■ DIRECTIONS
Find the lines holding the word "บเปล" and collect them.

(Dataset rows)
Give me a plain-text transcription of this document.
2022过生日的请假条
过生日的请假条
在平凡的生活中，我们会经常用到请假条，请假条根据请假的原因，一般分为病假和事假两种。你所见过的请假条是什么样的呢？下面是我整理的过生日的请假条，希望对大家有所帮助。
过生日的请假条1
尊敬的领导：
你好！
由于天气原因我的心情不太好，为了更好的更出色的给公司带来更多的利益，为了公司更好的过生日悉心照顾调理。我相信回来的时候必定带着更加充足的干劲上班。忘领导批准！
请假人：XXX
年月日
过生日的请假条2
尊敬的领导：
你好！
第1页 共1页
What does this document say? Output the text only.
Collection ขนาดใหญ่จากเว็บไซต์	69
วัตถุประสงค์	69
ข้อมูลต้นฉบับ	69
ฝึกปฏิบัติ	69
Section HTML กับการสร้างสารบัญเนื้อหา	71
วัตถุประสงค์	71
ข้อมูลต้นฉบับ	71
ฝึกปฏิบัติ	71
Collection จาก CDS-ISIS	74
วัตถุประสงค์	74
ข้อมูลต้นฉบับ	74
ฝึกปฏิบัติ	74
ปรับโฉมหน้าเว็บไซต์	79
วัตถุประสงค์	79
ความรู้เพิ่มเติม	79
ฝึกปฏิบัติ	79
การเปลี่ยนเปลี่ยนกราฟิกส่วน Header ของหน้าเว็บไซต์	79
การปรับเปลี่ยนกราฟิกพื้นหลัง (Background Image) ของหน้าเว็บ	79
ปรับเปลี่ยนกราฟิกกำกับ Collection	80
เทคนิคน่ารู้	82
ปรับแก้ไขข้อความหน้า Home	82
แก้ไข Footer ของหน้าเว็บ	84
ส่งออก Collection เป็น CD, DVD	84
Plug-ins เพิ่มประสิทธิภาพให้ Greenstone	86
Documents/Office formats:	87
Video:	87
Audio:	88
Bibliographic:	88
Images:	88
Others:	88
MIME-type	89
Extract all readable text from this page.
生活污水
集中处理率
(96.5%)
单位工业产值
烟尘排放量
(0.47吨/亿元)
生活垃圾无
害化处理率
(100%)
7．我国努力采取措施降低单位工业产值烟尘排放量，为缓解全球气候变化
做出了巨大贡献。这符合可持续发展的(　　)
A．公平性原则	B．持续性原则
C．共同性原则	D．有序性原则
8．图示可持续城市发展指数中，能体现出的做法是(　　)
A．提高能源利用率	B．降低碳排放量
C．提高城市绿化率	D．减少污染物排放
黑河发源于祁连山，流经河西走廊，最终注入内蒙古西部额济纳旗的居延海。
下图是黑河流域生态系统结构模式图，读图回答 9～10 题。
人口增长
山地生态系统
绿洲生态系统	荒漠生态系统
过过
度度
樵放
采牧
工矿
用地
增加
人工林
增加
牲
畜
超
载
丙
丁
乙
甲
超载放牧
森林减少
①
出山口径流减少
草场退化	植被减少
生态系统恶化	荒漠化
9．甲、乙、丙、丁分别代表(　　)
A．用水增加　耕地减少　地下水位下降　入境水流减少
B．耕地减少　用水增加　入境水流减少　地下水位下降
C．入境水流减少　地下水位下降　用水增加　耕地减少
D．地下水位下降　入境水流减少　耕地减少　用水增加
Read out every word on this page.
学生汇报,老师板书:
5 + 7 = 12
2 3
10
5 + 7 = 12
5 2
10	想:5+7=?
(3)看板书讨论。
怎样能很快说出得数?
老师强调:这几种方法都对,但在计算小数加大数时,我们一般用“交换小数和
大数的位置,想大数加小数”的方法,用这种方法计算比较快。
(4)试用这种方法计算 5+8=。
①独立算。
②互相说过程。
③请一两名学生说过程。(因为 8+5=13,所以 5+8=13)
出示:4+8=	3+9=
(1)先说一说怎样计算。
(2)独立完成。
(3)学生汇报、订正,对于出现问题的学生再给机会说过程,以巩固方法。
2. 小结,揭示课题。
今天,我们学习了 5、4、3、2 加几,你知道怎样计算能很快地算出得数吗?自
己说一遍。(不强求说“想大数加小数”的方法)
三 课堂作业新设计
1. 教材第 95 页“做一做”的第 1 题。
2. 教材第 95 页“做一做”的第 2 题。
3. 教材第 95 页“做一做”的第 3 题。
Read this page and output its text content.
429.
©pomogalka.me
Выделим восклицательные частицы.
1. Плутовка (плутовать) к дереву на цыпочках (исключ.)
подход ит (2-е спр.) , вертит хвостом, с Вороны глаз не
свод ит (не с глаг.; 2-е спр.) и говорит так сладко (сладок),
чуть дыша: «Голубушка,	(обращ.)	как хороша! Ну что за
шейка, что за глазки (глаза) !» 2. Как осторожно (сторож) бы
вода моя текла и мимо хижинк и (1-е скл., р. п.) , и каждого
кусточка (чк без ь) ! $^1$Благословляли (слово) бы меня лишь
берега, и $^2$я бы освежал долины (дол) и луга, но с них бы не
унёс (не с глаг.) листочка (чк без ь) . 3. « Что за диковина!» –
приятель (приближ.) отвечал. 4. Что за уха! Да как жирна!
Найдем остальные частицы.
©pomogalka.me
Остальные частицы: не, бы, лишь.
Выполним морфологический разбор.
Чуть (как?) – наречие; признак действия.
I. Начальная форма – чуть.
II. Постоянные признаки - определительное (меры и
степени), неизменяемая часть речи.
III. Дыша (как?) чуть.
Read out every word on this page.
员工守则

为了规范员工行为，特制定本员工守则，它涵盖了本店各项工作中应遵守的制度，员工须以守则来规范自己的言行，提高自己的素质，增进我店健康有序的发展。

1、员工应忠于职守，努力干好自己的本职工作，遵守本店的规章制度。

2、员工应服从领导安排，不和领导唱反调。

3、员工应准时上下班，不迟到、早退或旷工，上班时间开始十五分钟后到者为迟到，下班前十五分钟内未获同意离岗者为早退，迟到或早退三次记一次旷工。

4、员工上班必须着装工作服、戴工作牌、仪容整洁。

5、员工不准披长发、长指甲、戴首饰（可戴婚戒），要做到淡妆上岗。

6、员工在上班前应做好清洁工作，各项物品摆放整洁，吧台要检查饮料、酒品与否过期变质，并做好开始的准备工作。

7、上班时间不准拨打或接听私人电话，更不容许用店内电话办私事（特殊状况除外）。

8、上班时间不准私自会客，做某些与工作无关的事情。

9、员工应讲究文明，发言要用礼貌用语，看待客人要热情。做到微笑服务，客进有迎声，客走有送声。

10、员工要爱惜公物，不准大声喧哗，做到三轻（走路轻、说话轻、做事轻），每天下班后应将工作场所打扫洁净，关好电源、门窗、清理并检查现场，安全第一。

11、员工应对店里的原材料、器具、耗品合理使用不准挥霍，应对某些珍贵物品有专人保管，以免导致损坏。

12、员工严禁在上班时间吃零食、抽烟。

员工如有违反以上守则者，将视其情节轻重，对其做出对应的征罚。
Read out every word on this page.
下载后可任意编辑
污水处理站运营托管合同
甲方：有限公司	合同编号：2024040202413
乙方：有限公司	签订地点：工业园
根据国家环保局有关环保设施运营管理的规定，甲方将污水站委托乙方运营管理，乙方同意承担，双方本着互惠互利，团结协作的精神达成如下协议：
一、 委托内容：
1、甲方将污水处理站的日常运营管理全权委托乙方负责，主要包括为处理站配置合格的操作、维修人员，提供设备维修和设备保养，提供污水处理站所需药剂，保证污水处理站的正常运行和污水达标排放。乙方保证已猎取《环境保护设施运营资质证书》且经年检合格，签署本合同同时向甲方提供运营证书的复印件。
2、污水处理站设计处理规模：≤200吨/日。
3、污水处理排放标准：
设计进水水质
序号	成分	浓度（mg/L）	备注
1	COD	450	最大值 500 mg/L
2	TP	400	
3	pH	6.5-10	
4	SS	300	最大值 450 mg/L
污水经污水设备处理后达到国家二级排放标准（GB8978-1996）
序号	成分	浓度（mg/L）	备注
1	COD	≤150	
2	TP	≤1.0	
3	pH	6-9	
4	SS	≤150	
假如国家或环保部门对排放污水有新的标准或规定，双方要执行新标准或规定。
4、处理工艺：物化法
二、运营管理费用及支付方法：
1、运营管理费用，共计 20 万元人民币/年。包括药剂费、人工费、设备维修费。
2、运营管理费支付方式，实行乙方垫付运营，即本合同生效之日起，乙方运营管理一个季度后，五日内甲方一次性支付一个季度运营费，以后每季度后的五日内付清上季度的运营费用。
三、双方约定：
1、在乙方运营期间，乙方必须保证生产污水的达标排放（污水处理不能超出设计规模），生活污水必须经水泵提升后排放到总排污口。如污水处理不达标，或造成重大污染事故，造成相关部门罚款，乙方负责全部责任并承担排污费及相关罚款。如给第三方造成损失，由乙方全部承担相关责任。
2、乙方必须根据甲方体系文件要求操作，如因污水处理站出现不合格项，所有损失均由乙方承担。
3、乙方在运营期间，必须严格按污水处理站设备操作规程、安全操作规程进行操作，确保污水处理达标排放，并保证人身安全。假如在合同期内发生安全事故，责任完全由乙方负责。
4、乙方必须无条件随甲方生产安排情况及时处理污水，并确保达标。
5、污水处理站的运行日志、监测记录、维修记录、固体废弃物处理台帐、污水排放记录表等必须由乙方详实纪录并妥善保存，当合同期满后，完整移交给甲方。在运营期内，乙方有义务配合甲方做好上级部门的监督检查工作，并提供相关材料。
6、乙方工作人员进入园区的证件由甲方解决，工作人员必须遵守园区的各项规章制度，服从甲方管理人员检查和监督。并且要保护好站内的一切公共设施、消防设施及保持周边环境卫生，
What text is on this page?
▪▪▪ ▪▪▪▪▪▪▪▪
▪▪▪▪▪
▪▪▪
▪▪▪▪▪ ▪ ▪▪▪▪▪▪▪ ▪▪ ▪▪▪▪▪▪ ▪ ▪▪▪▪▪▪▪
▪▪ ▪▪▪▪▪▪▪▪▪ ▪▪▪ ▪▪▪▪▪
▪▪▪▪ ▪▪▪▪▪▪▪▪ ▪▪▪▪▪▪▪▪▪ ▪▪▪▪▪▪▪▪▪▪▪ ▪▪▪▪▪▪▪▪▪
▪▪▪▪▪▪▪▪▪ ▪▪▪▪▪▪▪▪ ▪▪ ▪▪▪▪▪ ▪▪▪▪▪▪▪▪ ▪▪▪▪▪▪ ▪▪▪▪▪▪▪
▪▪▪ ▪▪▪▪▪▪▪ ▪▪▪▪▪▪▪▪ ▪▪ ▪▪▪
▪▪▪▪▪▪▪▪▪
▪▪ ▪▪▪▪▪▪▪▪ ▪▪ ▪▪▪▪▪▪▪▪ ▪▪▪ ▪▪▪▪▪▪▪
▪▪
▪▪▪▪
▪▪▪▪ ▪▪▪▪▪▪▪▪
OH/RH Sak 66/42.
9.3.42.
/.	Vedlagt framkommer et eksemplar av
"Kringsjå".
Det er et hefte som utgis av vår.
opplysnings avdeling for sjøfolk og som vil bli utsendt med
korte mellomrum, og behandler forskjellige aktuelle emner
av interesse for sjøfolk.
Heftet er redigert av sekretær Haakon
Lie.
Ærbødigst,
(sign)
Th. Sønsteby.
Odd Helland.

■ RESPONSE
การปรับเปลี่ยนกราฟิกพื้นหลัง (Background Image) ของหน้าเว็บ	79
ปรับเปลี่ยนกราฟิกกำกับ Collection	80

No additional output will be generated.